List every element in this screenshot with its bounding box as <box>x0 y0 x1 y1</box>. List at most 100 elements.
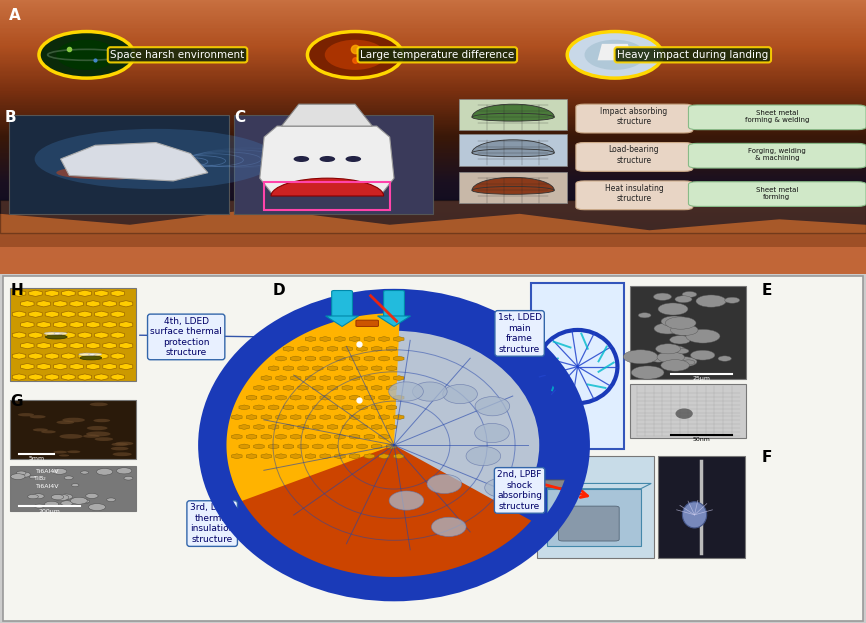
Ellipse shape <box>59 494 73 500</box>
Ellipse shape <box>56 40 117 70</box>
Ellipse shape <box>389 491 423 510</box>
Ellipse shape <box>96 468 113 475</box>
Ellipse shape <box>80 356 102 360</box>
Ellipse shape <box>86 493 98 498</box>
Text: Sheet metal
forming & welding: Sheet metal forming & welding <box>745 110 809 123</box>
Text: Sheet metal
forming: Sheet metal forming <box>756 187 798 200</box>
FancyBboxPatch shape <box>630 384 746 438</box>
Ellipse shape <box>657 351 684 363</box>
Ellipse shape <box>567 32 662 78</box>
Ellipse shape <box>39 32 134 78</box>
Ellipse shape <box>51 495 64 500</box>
Ellipse shape <box>32 493 44 498</box>
Ellipse shape <box>672 364 685 369</box>
Ellipse shape <box>661 359 689 371</box>
Ellipse shape <box>60 434 82 439</box>
Ellipse shape <box>682 502 707 528</box>
Ellipse shape <box>44 332 60 335</box>
Ellipse shape <box>112 443 128 446</box>
Ellipse shape <box>631 366 664 379</box>
Ellipse shape <box>307 32 403 78</box>
FancyBboxPatch shape <box>9 115 229 214</box>
Text: 3rd, LDED
thermal
insulation
structure: 3rd, LDED thermal insulation structure <box>190 503 235 544</box>
Text: Large temperature difference: Large temperature difference <box>360 50 514 60</box>
Ellipse shape <box>682 360 695 365</box>
Text: 1st, LDED
main
frame
structure: 1st, LDED main frame structure <box>498 313 541 353</box>
Text: 200μm: 200μm <box>38 509 61 514</box>
FancyBboxPatch shape <box>576 181 693 210</box>
Ellipse shape <box>249 331 540 559</box>
Ellipse shape <box>56 166 160 179</box>
FancyBboxPatch shape <box>234 115 433 214</box>
Text: F: F <box>762 450 772 465</box>
Ellipse shape <box>41 430 55 434</box>
Text: Impact absorbing
structure: Impact absorbing structure <box>600 107 668 126</box>
Ellipse shape <box>18 413 34 416</box>
Ellipse shape <box>44 502 59 507</box>
Ellipse shape <box>81 471 88 474</box>
Ellipse shape <box>81 500 89 503</box>
Ellipse shape <box>585 40 645 70</box>
Text: H: H <box>10 283 23 298</box>
Ellipse shape <box>45 335 68 339</box>
Ellipse shape <box>325 40 385 70</box>
Wedge shape <box>472 104 554 117</box>
Ellipse shape <box>389 382 423 401</box>
Ellipse shape <box>656 344 681 354</box>
Text: D: D <box>273 283 286 298</box>
Text: Forging, welding
& machining: Forging, welding & machining <box>748 148 805 161</box>
Wedge shape <box>472 178 554 191</box>
Polygon shape <box>232 445 532 577</box>
Ellipse shape <box>690 350 715 360</box>
Ellipse shape <box>10 473 25 480</box>
Ellipse shape <box>676 348 689 354</box>
Ellipse shape <box>17 472 30 477</box>
Ellipse shape <box>87 426 107 430</box>
Polygon shape <box>0 247 866 274</box>
Ellipse shape <box>427 474 462 493</box>
Ellipse shape <box>56 421 74 424</box>
FancyBboxPatch shape <box>459 98 567 130</box>
Ellipse shape <box>82 500 89 503</box>
Text: 4th, LDED
surface thermal
protection
structure: 4th, LDED surface thermal protection str… <box>151 317 222 357</box>
Text: Space harsh environment: Space harsh environment <box>110 50 245 60</box>
Polygon shape <box>598 44 632 60</box>
Ellipse shape <box>346 156 361 162</box>
Ellipse shape <box>83 434 100 438</box>
FancyBboxPatch shape <box>459 135 567 166</box>
Ellipse shape <box>29 415 46 419</box>
Ellipse shape <box>94 437 113 441</box>
Ellipse shape <box>638 313 651 318</box>
FancyBboxPatch shape <box>559 506 619 541</box>
Ellipse shape <box>70 497 87 504</box>
FancyBboxPatch shape <box>576 143 693 171</box>
Ellipse shape <box>431 517 466 536</box>
Ellipse shape <box>28 495 38 499</box>
Ellipse shape <box>652 357 665 362</box>
Ellipse shape <box>54 494 69 501</box>
Ellipse shape <box>62 417 85 422</box>
Ellipse shape <box>90 402 107 406</box>
Text: 2nd, LPBF
shock
absorbing
structure: 2nd, LPBF shock absorbing structure <box>497 470 542 510</box>
Ellipse shape <box>35 504 44 508</box>
Ellipse shape <box>107 498 115 502</box>
FancyBboxPatch shape <box>3 276 863 621</box>
Polygon shape <box>61 143 208 181</box>
Text: B: B <box>4 110 16 125</box>
Ellipse shape <box>72 483 79 487</box>
FancyBboxPatch shape <box>688 143 866 168</box>
FancyBboxPatch shape <box>384 290 404 317</box>
Ellipse shape <box>662 346 686 355</box>
Ellipse shape <box>686 330 720 343</box>
Polygon shape <box>0 208 866 274</box>
Ellipse shape <box>472 149 554 157</box>
FancyBboxPatch shape <box>459 172 567 203</box>
Ellipse shape <box>696 295 727 307</box>
Text: A: A <box>9 8 21 23</box>
Ellipse shape <box>65 159 152 176</box>
Ellipse shape <box>669 336 690 344</box>
Text: Heavy impact during landing: Heavy impact during landing <box>617 50 768 60</box>
Wedge shape <box>472 140 554 153</box>
Polygon shape <box>326 316 359 326</box>
Ellipse shape <box>475 397 510 416</box>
▬▬▬
WORK TO BE COMPLETED: Starting with the line that contains "Ellipse shape <box>59 494 73 500</box>" and going on through the line that contains "Ellipse shape <box>44 502 59 507</box>", rewrite those lines as a numbered list, skipping any blank lines.

SOLUTION FOR THIS EXERCISE:
1. Ellipse shape <box>59 494 73 500</box>
2. Ellipse shape <box>56 40 117 70</box>
3. Ellipse shape <box>389 491 423 510</box>
4. Ellipse shape <box>96 468 113 475</box>
5. Ellipse shape <box>80 356 102 360</box>
6. Ellipse shape <box>86 493 98 498</box>
7. Text: Sheet metal
8. forming & welding: Sheet metal forming & welding <box>745 110 809 123</box>
9. Text: Sheet metal
10. forming: Sheet metal forming <box>756 187 798 200</box>
11. FancyBboxPatch shape <box>630 384 746 438</box>
12. Ellipse shape <box>657 351 684 363</box>
13. Ellipse shape <box>567 32 662 78</box>
14. Ellipse shape <box>39 32 134 78</box>
15. Ellipse shape <box>51 495 64 500</box>
16. Ellipse shape <box>32 493 44 498</box>
17. Ellipse shape <box>672 364 685 369</box>
18. Ellipse shape <box>661 359 689 371</box>
19. Ellipse shape <box>60 434 82 439</box>
20. Ellipse shape <box>682 502 707 528</box>
21. Ellipse shape <box>44 332 60 335</box>
22. Ellipse shape <box>112 443 128 446</box>
23. Ellipse shape <box>631 366 664 379</box>
24. Ellipse shape <box>307 32 403 78</box>
25. FancyBboxPatch shape <box>9 115 229 214</box>
26. Text: 3rd, LDED
27. thermal
28. insulation
29. structure: 3rd, LDED thermal insulation structure <box>190 503 235 544</box>
30. Text: Large temperature difference: Large temperature difference <box>360 50 514 60</box>
31. Ellipse shape <box>682 360 695 365</box>
32. Text: 1st, LDED
33. main
34. frame
35. structure: 1st, LDED main frame structure <box>498 313 541 353</box>
36. Text: 200μm: 200μm <box>38 509 61 514</box>
37. FancyBboxPatch shape <box>576 181 693 210</box>
38. Ellipse shape <box>249 331 540 559</box>
39. Ellipse shape <box>56 166 160 179</box>
40. FancyBboxPatch shape <box>234 115 433 214</box>
41. Text: F: F <box>762 450 772 465</box>
42. Ellipse shape <box>41 430 55 434</box>
43. Text: Impact absorbing
44. structure: Impact absorbing structure <box>600 107 668 126</box>
45. Ellipse shape <box>18 413 34 416</box>
46. Ellipse shape <box>44 502 59 507</box>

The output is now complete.